* **Task requirements**: Give the listing again exactly, omitting its images.
---
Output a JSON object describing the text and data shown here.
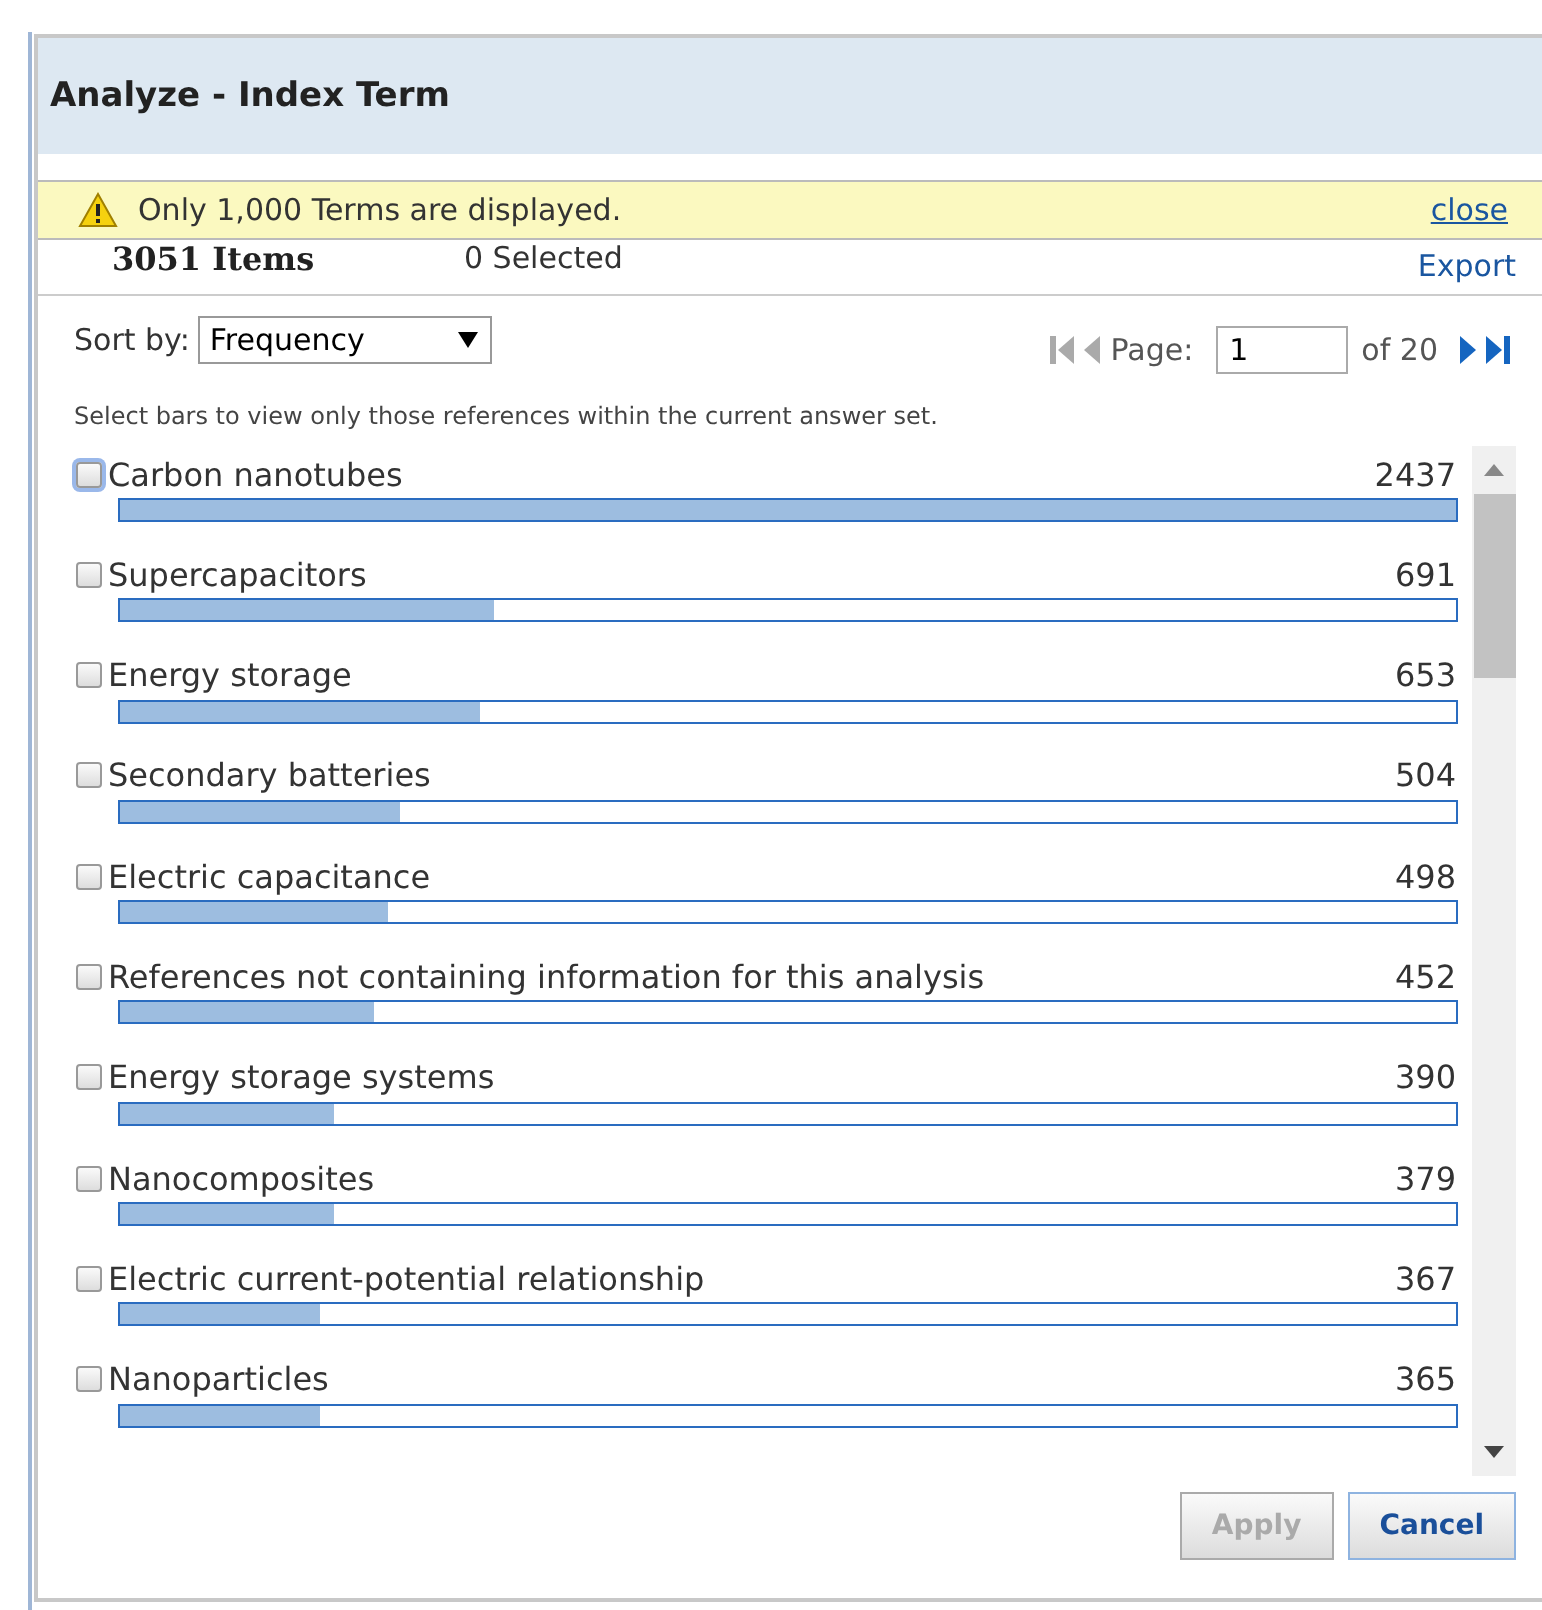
{
  "dialog": {
    "title": "Analyze - Index Term"
  },
  "notice": {
    "text": "Only 1,000 Terms are displayed.",
    "close": "close"
  },
  "summary": {
    "items": "3051 Items",
    "selected": "0 Selected",
    "export": "Export"
  },
  "sort": {
    "label": "Sort by:",
    "value": "Frequency"
  },
  "pager": {
    "label": "Page:",
    "page": "1",
    "of": "of 20"
  },
  "hint": "Select bars to view only those references within the current answer set.",
  "terms": [
    {
      "label": "Carbon nanotubes",
      "count": "2437",
      "level": 1.0,
      "checked": false,
      "focused": true
    },
    {
      "label": "Supercapacitors",
      "count": "691",
      "level": 0.28,
      "checked": false,
      "focused": false
    },
    {
      "label": "Energy storage",
      "count": "653",
      "level": 0.27,
      "checked": false,
      "focused": false
    },
    {
      "label": "Secondary batteries",
      "count": "504",
      "level": 0.21,
      "checked": false,
      "focused": false
    },
    {
      "label": "Electric capacitance",
      "count": "498",
      "level": 0.2,
      "checked": false,
      "focused": false
    },
    {
      "label": "References not containing information for this analysis",
      "count": "452",
      "level": 0.19,
      "checked": false,
      "focused": false
    },
    {
      "label": "Energy storage systems",
      "count": "390",
      "level": 0.16,
      "checked": false,
      "focused": false
    },
    {
      "label": "Nanocomposites",
      "count": "379",
      "level": 0.16,
      "checked": false,
      "focused": false
    },
    {
      "label": "Electric current-potential relationship",
      "count": "367",
      "level": 0.15,
      "checked": false,
      "focused": false
    },
    {
      "label": "Nanoparticles",
      "count": "365",
      "level": 0.15,
      "checked": false,
      "focused": false
    }
  ],
  "buttons": [
    {
      "label": "Apply",
      "disabled": true
    },
    {
      "label": "Cancel",
      "disabled": false
    }
  ]
}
---
* **Answer to the problem**:
Output a JSON object describing the text and data shown here.
{
  "dialog": {
    "title": "Analyze - Index Term"
  },
  "notice": {
    "text": "Only 1,000 Terms are displayed.",
    "close": "close"
  },
  "summary": {
    "items": "3051 Items",
    "selected": "0 Selected",
    "export": "Export"
  },
  "sort": {
    "label": "Sort by:",
    "value": "Frequency"
  },
  "pager": {
    "label": "Page:",
    "page": "1",
    "of": "of 20"
  },
  "hint": "Select bars to view only those references within the current answer set.",
  "terms": [
    {
      "label": "Carbon nanotubes",
      "count": "2437",
      "level": 1.0,
      "checked": false,
      "focused": true
    },
    {
      "label": "Supercapacitors",
      "count": "691",
      "level": 0.28,
      "checked": false,
      "focused": false
    },
    {
      "label": "Energy storage",
      "count": "653",
      "level": 0.27,
      "checked": false,
      "focused": false
    },
    {
      "label": "Secondary batteries",
      "count": "504",
      "level": 0.21,
      "checked": false,
      "focused": false
    },
    {
      "label": "Electric capacitance",
      "count": "498",
      "level": 0.2,
      "checked": false,
      "focused": false
    },
    {
      "label": "References not containing information for this analysis",
      "count": "452",
      "level": 0.19,
      "checked": false,
      "focused": false
    },
    {
      "label": "Energy storage systems",
      "count": "390",
      "level": 0.16,
      "checked": false,
      "focused": false
    },
    {
      "label": "Nanocomposites",
      "count": "379",
      "level": 0.16,
      "checked": false,
      "focused": false
    },
    {
      "label": "Electric current-potential relationship",
      "count": "367",
      "level": 0.15,
      "checked": false,
      "focused": false
    },
    {
      "label": "Nanoparticles",
      "count": "365",
      "level": 0.15,
      "checked": false,
      "focused": false
    }
  ],
  "buttons": [
    {
      "label": "Apply",
      "disabled": true
    },
    {
      "label": "Cancel",
      "disabled": false
    }
  ]
}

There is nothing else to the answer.